▸ Required work: Within the listing below, locate all lines containing the word "Treasury". Copy each one.

------

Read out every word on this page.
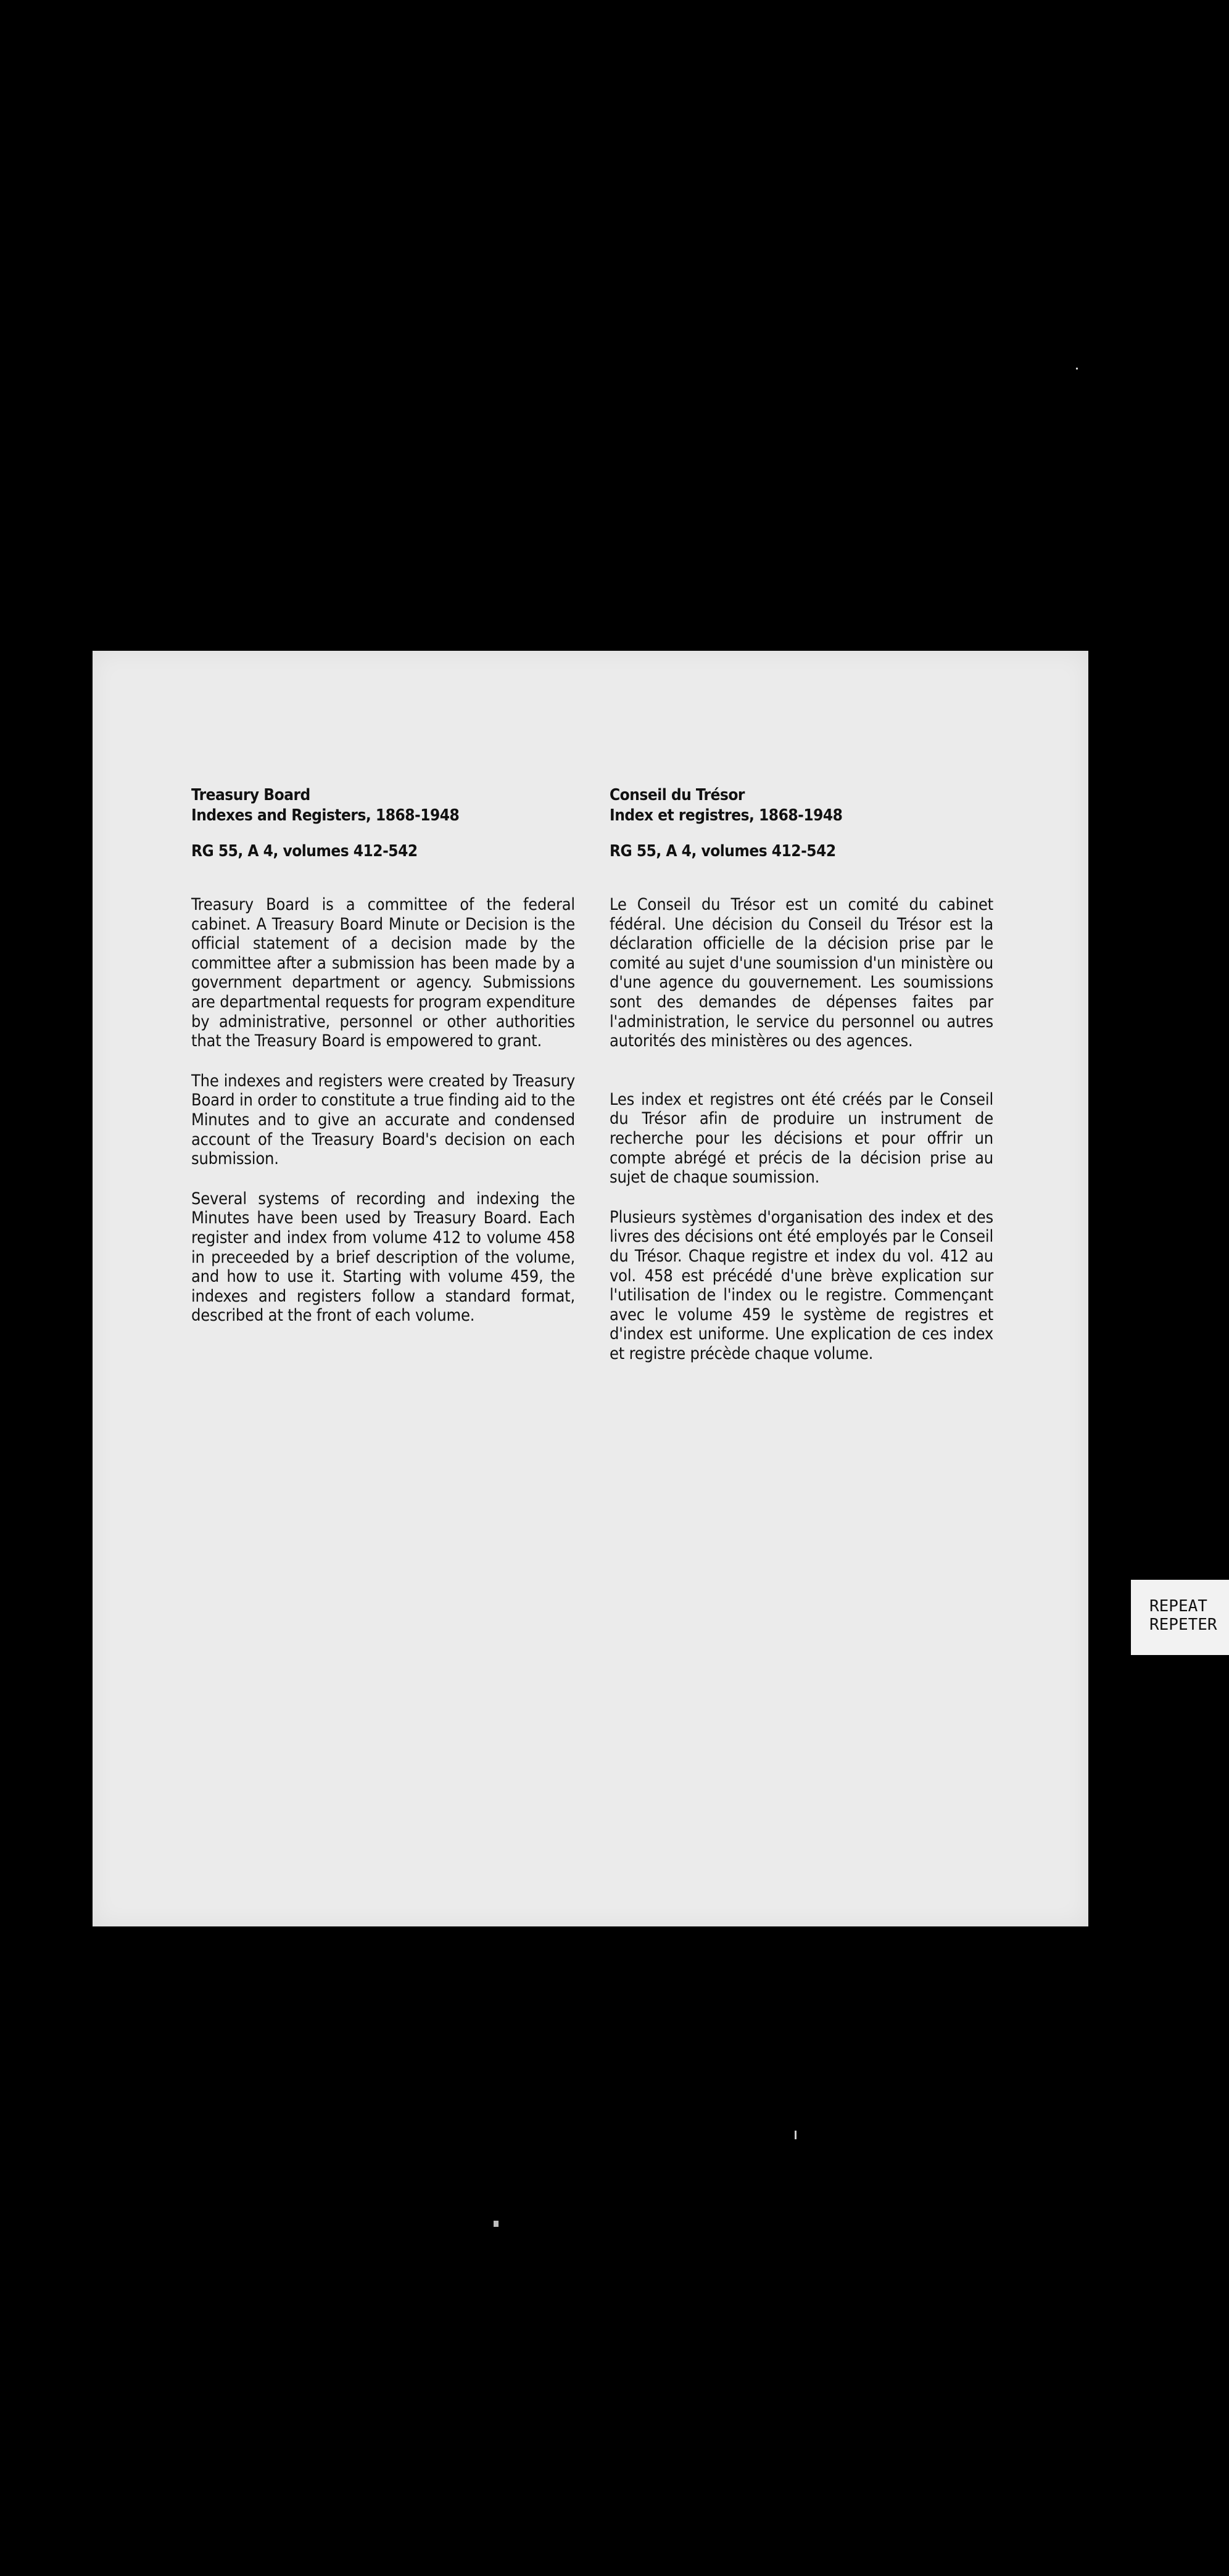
Treasury Board
Indexes and Registers, 1868-1948
RG 55, A 4, volumes 412-542

Treasury Board is a committee of the federal cabinet. A Treasury Board Minute or Decision is the official statement of a decision made by the committee after a submission has been made by a government department or agency. Submissions are departmental requests for program expenditure by administrative, personnel or other authorities that the Treasury Board is empowered to grant.

The indexes and registers were created by Treasury Board in order to constitute a true finding aid to the Minutes and to give an accurate and condensed account of the Treasury Board's decision on each submission.

Several systems of recording and indexing the Minutes have been used by Treasury Board. Each register and index from volume 412 to volume 458 in preceeded by a brief description of the volume, and how to use it. Starting with volume 459, the indexes and registers follow a standard format, described at the front of each volume.

Conseil du Trésor
Index et registres, 1868-1948
RG 55, A 4, volumes 412-542

Le Conseil du Trésor est un comité du cabinet fédéral. Une décision du Conseil du Trésor est la déclaration officielle de la décision prise par le comité au sujet d'une soumission d'un ministère ou d'une agence du gouvernement. Les soumissions sont des demandes de dépenses faites par l'administration, le service du personnel ou autres autorités des ministères ou des agences.

Les index et registres ont été créés par le Conseil du Trésor afin de produire un instrument de recherche pour les décisions et pour offrir un compte abrégé et précis de la décision prise au sujet de chaque soumission.

Plusieurs systèmes d'organisation des index et des livres des décisions ont été employés par le Conseil du Trésor. Chaque registre et index du vol. 412 au vol. 458 est précédé d'une brève explication sur l'utilisation de l'index ou le registre. Commençant avec le volume 459 le système de registres et d'index est uniforme. Une explication de ces index et registre précède chaque volume.

REPEAT
REPETER
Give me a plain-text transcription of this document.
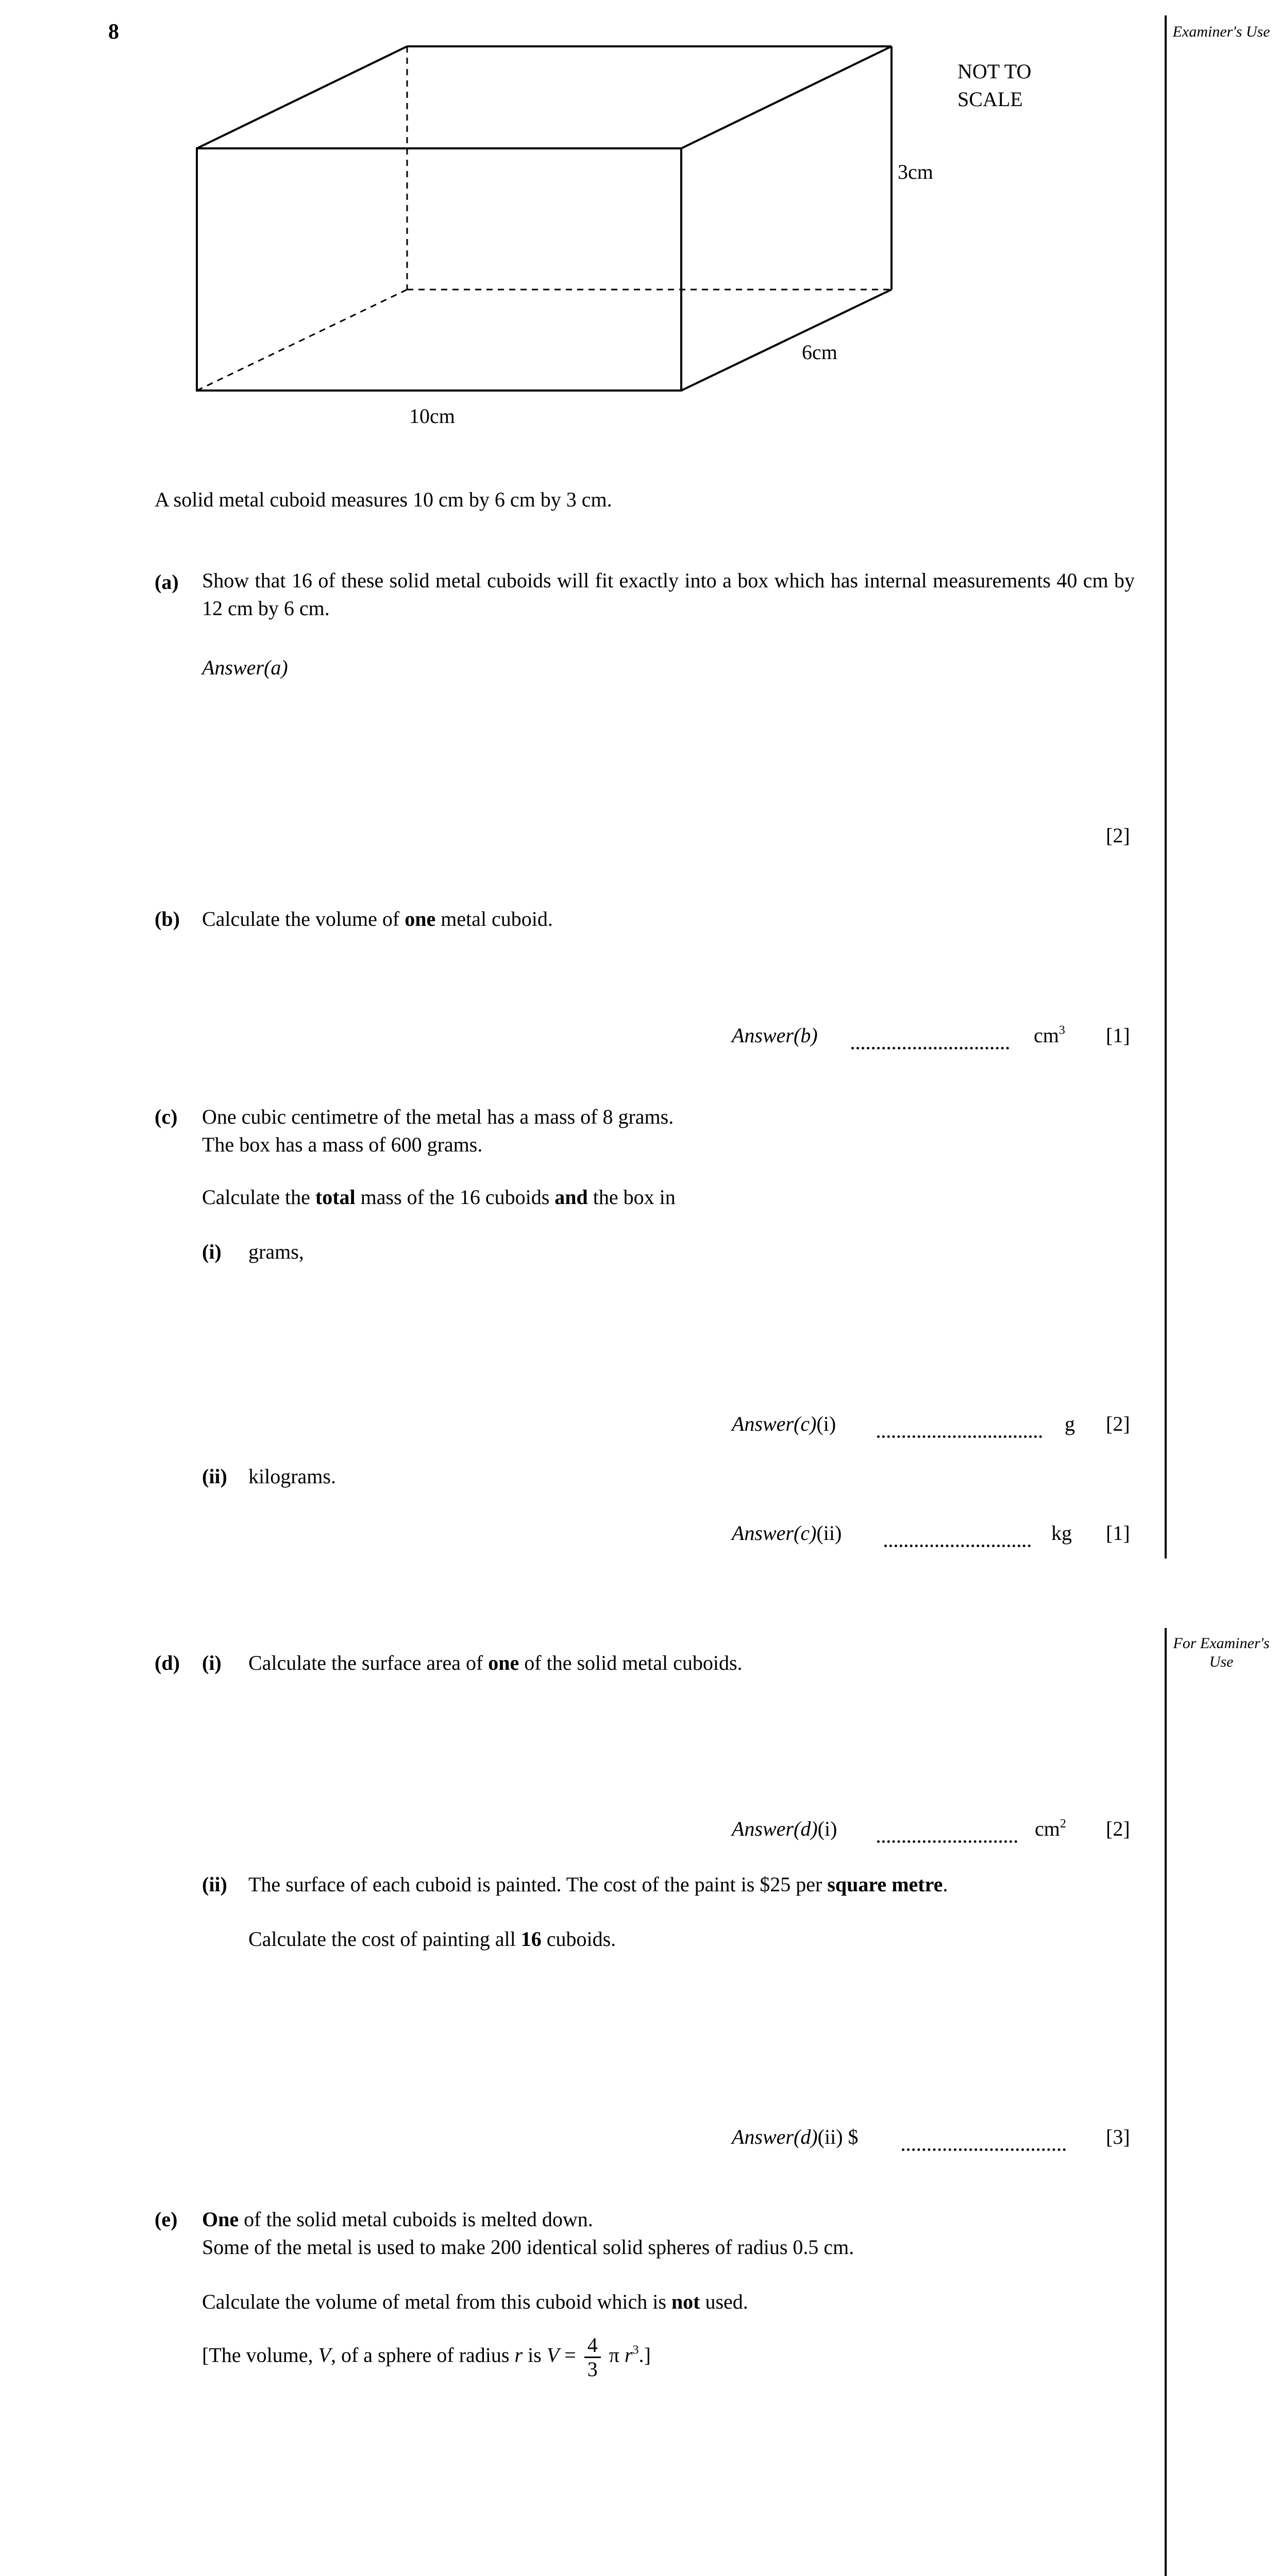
8	Examiner's Use
For Examiner's Use
NOT TO SCALE
3cm
6cm
10cm
A solid metal cuboid measures 10 cm by 6 cm by 3 cm.
(a) Show that 16 of these solid metal cuboids will fit exactly into a box which has internal measurements 40 cm by 12 cm by 6 cm.
Answer(a)
[2]
(b) Calculate the volume of one metal cuboid.
Answer(b)	$cm^3$ [1]
(c) One cubic centimetre of the metal has a mass of 8 grams.
The box has a mass of 600 grams.
Calculate the total mass of the 16 cuboids and the box in
(i) grams,
Answer(c)(i)	g [2]
(ii) kilograms.
Answer(c)(ii)	kg [1]
(d) (i) Calculate the surface area of one of the solid metal cuboids.
Answer(d)(i)	$cm^2$ [2]
(ii) The surface of each cuboid is painted. The cost of the paint is $25 per square metre.
Calculate the cost of painting all 16 cuboids.
Answer(d)(ii) $	[3]
(e) One of the solid metal cuboids is melted down.
Some of the metal is used to make 200 identical solid spheres of radius 0.5 cm.
Calculate the volume of metal from this cuboid which is not used.
[The volume, V, of a sphere of radius r is $V = \frac{4}{3}$ π $r^3$.]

------

▸ Full answer:
Treasury Board
Treasury Board is a committee of the federal cabinet. A Treasury Board Minute or Decision is the official statement of a decision made by the committee after a submission has been made by a government department or agency. Submissions are departmental requests for program expenditure by administrative, personnel or other authorities that the Treasury Board is empowered to grant.
The indexes and registers were created by Treasury Board in order to constitute a true finding aid to the Minutes and to give an accurate and condensed account of the Treasury Board's decision on each submission.
Several systems of recording and indexing the Minutes have been used by Treasury Board. Each register and index from volume 412 to volume 458 in preceeded by a brief description of the volume, and how to use it. Starting with volume 459, the indexes and registers follow a standard format, described at the front of each volume.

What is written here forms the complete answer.